▶ Written request: Reading down the listing below, count the lines where the word "this" shows up, then give only that count.

──────────────────────────────

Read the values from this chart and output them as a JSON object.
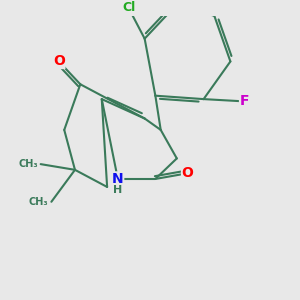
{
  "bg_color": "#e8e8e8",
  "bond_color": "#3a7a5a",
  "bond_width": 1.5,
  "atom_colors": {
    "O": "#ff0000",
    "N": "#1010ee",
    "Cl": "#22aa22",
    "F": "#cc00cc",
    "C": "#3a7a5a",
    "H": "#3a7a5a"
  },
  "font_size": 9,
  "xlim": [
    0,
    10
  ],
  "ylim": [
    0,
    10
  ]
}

──────────────────────────────

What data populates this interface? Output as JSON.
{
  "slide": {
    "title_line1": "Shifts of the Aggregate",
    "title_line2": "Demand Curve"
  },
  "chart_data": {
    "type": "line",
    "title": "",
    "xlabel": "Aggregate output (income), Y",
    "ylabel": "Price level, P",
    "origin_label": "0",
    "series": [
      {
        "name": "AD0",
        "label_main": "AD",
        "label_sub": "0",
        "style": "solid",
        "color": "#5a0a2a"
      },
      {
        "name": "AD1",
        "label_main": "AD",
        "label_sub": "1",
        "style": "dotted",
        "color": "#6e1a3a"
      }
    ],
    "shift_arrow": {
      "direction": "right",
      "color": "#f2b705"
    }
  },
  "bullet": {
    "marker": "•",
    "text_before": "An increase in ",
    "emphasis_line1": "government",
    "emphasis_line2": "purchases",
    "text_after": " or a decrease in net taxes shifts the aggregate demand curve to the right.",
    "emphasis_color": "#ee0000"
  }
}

──────────────────────────────

▶ Final answer: 2